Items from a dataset
------------------------------------
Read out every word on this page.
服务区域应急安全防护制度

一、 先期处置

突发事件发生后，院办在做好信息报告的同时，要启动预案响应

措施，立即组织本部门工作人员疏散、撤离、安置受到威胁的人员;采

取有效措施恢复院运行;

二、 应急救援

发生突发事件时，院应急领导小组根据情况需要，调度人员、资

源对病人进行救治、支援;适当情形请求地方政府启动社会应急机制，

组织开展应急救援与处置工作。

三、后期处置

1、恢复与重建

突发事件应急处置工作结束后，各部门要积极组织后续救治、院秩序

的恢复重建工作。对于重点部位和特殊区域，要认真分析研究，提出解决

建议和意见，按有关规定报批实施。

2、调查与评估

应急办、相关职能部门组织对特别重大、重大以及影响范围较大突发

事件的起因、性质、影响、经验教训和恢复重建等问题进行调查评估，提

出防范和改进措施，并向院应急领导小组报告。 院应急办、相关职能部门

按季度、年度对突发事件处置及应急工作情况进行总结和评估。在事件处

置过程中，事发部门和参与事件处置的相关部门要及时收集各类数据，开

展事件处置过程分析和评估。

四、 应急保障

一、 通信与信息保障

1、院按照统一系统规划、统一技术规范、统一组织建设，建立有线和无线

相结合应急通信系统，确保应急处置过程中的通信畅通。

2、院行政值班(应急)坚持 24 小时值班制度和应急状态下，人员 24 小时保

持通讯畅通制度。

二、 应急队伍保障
------------------------------------
Take the lines above and retype all of them exactly.

Reply to the task:
Read out every word on this page.
服务区域应急安全防护制度

一、 先期处置

突发事件发生后，院办在做好信息报告的同时，要启动预案响应

措施，立即组织本部门工作人员疏散、撤离、安置受到威胁的人员;采

取有效措施恢复院运行;

二、 应急救援

发生突发事件时，院应急领导小组根据情况需要，调度人员、资

源对病人进行救治、支援;适当情形请求地方政府启动社会应急机制，

组织开展应急救援与处置工作。

三、后期处置

1、恢复与重建

突发事件应急处置工作结束后，各部门要积极组织后续救治、院秩序

的恢复重建工作。对于重点部位和特殊区域，要认真分析研究，提出解决

建议和意见，按有关规定报批实施。

2、调查与评估

应急办、相关职能部门组织对特别重大、重大以及影响范围较大突发

事件的起因、性质、影响、经验教训和恢复重建等问题进行调查评估，提

出防范和改进措施，并向院应急领导小组报告。 院应急办、相关职能部门

按季度、年度对突发事件处置及应急工作情况进行总结和评估。在事件处

置过程中，事发部门和参与事件处置的相关部门要及时收集各类数据，开

展事件处置过程分析和评估。

四、 应急保障

一、 通信与信息保障

1、院按照统一系统规划、统一技术规范、统一组织建设，建立有线和无线

相结合应急通信系统，确保应急处置过程中的通信畅通。

2、院行政值班(应急)坚持 24 小时值班制度和应急状态下，人员 24 小时保

持通讯畅通制度。

二、 应急队伍保障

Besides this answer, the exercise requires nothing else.